Your objective
Count the lines that hold the string "Bienvenido". Reply with the number alone.

◆ ◆ ◆ ◆ ◆ ◆ ◆

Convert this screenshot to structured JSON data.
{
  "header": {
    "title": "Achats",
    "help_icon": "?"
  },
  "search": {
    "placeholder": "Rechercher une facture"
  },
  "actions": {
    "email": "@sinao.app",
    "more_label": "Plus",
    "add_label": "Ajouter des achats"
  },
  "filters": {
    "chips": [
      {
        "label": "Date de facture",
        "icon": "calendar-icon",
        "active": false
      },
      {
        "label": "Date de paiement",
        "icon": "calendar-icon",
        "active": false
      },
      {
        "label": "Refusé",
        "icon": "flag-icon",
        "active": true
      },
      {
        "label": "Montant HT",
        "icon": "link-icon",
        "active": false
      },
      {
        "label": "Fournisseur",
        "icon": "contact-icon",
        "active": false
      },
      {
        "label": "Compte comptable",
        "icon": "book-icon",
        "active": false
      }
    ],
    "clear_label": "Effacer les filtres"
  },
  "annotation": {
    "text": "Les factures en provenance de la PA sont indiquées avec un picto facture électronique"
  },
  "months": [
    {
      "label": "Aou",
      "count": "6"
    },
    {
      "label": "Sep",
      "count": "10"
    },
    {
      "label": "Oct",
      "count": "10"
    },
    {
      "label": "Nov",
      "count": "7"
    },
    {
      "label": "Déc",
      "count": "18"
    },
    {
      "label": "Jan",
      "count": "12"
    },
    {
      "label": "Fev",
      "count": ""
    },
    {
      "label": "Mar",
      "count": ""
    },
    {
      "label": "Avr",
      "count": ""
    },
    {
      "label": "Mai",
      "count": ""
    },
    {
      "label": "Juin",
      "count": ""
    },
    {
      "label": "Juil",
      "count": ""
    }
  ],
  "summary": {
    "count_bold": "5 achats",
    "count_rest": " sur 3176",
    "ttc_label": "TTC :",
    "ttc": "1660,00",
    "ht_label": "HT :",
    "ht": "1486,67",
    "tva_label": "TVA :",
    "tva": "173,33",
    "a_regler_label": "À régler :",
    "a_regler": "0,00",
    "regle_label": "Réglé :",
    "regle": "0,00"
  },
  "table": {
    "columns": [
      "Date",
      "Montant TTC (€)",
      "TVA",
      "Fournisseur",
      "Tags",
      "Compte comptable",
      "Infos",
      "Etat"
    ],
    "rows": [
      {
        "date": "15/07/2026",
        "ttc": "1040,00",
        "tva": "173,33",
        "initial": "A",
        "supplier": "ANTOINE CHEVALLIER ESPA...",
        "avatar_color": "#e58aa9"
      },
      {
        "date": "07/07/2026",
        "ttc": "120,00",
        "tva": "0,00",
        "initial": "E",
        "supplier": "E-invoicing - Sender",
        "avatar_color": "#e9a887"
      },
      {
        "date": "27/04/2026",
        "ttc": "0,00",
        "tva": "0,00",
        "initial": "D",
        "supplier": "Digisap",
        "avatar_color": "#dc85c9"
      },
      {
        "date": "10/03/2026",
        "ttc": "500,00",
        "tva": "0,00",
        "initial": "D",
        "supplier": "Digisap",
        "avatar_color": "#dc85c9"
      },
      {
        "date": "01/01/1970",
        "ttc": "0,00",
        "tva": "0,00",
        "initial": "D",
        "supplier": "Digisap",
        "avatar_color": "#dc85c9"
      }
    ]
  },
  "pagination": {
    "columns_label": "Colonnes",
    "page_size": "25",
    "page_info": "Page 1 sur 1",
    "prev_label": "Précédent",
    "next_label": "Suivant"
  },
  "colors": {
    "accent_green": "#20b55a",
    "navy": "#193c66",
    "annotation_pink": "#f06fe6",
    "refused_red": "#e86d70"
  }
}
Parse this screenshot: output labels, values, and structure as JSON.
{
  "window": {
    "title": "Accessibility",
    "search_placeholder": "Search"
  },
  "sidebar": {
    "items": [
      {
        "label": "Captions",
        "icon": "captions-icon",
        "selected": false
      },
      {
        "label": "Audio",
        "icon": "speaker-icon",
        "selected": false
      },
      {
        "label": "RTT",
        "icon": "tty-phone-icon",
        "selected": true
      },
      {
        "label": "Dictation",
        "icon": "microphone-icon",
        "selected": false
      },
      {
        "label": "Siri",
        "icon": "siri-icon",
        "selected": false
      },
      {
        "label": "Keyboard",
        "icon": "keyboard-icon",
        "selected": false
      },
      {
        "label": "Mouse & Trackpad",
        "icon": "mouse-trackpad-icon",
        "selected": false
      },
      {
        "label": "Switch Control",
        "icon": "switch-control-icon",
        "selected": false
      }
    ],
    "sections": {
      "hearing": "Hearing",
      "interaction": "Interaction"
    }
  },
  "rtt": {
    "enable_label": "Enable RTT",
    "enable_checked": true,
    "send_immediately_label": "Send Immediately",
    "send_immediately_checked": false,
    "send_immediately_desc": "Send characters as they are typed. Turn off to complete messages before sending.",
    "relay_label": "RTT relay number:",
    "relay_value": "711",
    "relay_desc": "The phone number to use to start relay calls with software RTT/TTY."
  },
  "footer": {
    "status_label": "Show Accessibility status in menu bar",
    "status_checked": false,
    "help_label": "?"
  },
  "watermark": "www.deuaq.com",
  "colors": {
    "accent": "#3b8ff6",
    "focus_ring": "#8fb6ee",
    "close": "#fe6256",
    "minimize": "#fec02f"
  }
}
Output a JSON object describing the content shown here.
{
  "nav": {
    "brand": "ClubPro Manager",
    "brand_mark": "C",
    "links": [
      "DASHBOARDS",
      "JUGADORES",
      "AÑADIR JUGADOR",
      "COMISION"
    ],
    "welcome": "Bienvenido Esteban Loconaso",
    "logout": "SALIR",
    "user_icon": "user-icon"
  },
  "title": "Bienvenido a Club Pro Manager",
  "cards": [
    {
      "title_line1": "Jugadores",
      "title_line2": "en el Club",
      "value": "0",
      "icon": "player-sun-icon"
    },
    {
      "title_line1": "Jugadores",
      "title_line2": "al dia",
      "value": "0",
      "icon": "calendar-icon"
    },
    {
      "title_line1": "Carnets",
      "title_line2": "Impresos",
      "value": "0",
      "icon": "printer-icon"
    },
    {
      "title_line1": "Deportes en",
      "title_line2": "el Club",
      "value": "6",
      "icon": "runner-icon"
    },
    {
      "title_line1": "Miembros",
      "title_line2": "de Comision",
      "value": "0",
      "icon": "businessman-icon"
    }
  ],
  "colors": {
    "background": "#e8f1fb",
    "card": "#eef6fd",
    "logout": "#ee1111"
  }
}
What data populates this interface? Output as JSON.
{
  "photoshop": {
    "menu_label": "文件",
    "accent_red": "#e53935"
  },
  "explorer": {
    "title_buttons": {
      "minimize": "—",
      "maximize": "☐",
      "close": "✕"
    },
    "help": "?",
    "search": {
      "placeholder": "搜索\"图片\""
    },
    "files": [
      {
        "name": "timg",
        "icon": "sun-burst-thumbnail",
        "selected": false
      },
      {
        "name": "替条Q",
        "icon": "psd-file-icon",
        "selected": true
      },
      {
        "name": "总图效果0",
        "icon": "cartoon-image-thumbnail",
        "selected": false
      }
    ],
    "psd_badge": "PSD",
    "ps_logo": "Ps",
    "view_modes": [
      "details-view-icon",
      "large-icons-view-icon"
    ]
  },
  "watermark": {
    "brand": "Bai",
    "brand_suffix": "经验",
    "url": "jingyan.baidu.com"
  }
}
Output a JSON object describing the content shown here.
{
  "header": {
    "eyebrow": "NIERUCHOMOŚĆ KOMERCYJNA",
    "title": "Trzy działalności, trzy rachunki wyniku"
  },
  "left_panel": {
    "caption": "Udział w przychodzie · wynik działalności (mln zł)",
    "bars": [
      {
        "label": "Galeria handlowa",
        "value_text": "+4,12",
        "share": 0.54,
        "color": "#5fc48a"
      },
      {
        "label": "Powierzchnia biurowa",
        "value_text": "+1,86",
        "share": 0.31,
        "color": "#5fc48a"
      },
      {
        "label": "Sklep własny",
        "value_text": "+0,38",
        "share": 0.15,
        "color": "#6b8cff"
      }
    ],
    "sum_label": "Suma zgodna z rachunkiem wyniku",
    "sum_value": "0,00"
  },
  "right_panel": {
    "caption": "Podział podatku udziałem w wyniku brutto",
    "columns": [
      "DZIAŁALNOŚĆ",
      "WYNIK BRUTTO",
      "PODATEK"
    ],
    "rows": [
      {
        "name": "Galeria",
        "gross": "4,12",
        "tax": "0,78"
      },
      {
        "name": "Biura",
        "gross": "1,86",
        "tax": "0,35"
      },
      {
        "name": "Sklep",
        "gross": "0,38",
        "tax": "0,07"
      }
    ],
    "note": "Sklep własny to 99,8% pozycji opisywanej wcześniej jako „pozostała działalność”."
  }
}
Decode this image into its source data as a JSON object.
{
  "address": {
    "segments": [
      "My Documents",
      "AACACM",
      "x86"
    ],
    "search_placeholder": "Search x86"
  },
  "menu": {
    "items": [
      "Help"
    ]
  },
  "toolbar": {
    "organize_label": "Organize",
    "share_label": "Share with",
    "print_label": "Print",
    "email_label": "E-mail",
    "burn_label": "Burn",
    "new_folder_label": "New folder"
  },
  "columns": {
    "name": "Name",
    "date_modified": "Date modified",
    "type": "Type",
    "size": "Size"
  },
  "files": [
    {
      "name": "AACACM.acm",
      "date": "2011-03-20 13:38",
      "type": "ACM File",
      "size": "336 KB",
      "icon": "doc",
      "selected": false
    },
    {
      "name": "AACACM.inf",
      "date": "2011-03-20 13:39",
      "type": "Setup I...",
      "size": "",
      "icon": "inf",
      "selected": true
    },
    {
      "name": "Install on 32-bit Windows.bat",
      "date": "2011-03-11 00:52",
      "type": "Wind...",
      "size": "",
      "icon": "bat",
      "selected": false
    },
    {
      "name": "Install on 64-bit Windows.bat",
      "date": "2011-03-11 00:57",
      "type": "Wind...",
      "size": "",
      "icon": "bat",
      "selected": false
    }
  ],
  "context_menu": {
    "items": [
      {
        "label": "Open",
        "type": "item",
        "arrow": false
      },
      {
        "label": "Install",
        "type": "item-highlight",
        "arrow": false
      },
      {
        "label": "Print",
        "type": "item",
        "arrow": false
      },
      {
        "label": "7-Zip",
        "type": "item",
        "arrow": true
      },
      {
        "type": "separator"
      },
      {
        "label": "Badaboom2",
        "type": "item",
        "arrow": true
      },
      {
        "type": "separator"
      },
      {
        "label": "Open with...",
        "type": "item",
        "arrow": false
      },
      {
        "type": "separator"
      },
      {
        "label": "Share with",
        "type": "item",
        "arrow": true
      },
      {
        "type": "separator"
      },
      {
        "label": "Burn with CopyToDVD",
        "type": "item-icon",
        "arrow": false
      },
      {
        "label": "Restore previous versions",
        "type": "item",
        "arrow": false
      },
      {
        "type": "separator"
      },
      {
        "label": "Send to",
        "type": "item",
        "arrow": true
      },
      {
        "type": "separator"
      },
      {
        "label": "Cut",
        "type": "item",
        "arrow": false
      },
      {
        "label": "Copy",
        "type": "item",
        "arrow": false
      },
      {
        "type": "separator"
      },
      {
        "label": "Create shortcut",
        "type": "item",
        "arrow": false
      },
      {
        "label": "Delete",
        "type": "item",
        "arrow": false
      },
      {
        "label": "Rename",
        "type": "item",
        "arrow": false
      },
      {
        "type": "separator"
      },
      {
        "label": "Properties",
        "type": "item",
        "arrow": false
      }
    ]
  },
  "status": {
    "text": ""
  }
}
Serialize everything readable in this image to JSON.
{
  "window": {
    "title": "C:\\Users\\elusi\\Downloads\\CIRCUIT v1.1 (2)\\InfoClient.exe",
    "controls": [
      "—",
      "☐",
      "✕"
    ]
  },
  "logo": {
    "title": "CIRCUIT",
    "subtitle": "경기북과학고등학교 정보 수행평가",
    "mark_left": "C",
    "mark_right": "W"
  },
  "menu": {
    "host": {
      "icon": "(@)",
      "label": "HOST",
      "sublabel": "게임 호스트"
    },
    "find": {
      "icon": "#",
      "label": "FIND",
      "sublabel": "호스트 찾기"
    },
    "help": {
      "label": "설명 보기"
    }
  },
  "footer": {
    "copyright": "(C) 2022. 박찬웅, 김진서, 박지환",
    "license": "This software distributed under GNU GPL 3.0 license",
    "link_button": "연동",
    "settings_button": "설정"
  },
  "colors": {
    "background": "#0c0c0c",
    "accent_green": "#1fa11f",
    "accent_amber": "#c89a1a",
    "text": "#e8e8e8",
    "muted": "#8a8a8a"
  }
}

◆ ◆ ◆ ◆ ◆ ◆ ◆

Reply to the exercise
2